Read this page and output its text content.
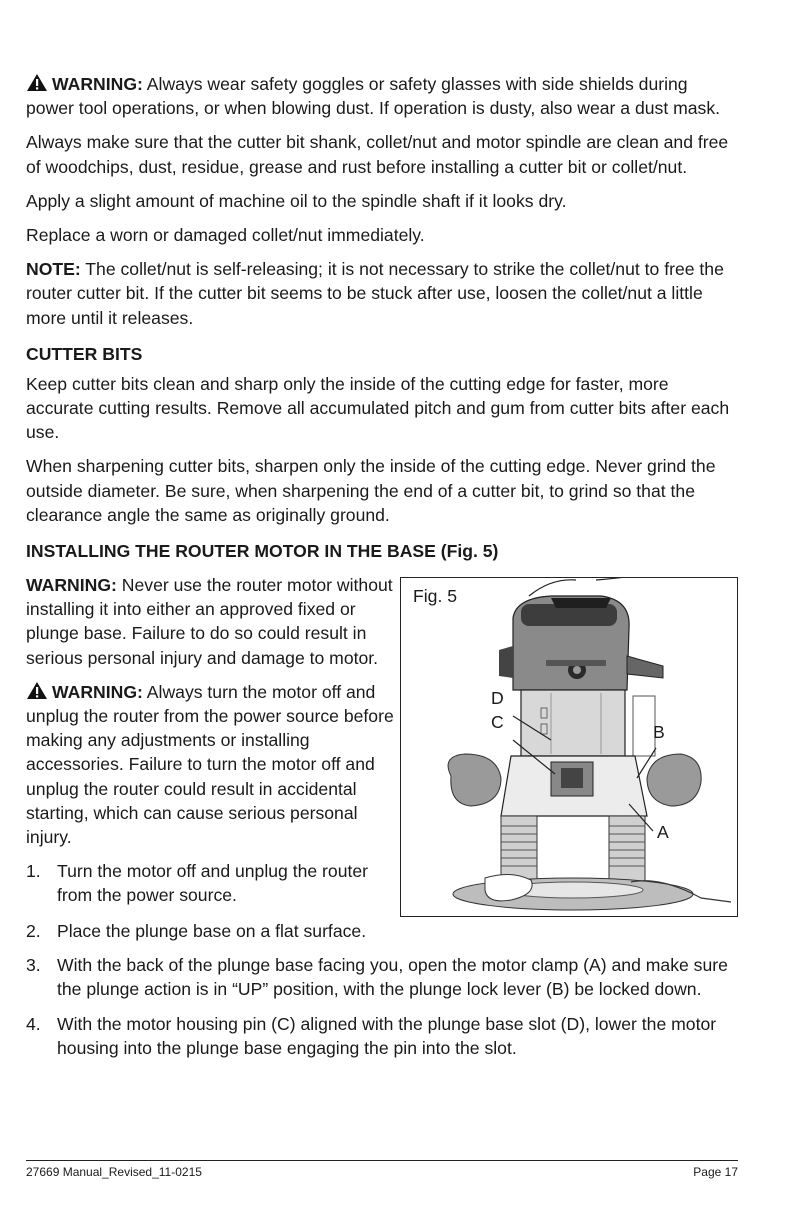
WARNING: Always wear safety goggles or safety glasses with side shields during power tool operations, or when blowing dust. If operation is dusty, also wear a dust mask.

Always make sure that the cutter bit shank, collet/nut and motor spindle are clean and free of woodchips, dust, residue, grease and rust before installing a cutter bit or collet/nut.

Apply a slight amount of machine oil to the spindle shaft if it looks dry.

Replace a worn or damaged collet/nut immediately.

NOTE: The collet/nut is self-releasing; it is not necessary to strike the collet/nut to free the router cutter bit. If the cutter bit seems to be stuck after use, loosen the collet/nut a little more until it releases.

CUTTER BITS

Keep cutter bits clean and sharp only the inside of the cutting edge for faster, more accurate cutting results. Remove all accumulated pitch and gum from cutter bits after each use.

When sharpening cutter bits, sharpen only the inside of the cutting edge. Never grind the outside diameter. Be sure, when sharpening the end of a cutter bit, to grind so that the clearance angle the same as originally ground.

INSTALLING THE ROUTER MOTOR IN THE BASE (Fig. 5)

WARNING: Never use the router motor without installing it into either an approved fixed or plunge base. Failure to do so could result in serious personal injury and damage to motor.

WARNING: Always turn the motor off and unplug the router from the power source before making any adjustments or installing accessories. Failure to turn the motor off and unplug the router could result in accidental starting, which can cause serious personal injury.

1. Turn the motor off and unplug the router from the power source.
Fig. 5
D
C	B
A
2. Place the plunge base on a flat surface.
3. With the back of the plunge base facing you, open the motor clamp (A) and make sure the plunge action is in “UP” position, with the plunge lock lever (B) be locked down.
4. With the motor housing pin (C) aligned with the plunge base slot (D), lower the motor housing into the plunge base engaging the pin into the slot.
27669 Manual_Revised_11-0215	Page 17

● **TASK OBJECTIVE**
Say how many lines in the listing above include "dust". Give nothing but the number.

● **RESULT OF THIS EXERCISE**
2